Write out the listing beneath this instruction in its entirety, exactly as it reads.
=== Excerpted data ===
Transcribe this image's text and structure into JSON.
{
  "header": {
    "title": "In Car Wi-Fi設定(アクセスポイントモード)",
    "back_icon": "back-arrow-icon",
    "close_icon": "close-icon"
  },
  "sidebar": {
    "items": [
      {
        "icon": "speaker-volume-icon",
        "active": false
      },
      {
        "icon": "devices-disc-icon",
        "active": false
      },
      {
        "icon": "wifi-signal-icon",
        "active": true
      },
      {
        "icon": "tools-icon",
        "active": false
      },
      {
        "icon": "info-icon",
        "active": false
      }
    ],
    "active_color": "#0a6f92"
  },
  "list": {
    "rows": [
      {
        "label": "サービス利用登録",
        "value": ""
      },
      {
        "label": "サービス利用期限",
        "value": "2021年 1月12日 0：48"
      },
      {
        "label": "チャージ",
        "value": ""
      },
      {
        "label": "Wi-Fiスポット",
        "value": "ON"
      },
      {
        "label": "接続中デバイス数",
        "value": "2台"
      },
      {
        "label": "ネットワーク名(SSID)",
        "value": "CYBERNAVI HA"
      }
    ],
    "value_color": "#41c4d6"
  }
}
===
§ **The answer**:
Transcribe this image's text and structure into JSON.
{
  "header": {
    "title": "In Car Wi-Fi設定(アクセスポイントモード)",
    "back_icon": "back-arrow-icon",
    "close_icon": "close-icon"
  },
  "sidebar": {
    "items": [
      {
        "icon": "speaker-volume-icon",
        "active": false
      },
      {
        "icon": "devices-disc-icon",
        "active": false
      },
      {
        "icon": "wifi-signal-icon",
        "active": true
      },
      {
        "icon": "tools-icon",
        "active": false
      },
      {
        "icon": "info-icon",
        "active": false
      }
    ],
    "active_color": "#0a6f92"
  },
  "list": {
    "rows": [
      {
        "label": "サービス利用登録",
        "value": ""
      },
      {
        "label": "サービス利用期限",
        "value": "2021年 1月12日 0：48"
      },
      {
        "label": "チャージ",
        "value": ""
      },
      {
        "label": "Wi-Fiスポット",
        "value": "ON"
      },
      {
        "label": "接続中デバイス数",
        "value": "2台"
      },
      {
        "label": "ネットワーク名(SSID)",
        "value": "CYBERNAVI HA"
      }
    ],
    "value_color": "#41c4d6"
  }
}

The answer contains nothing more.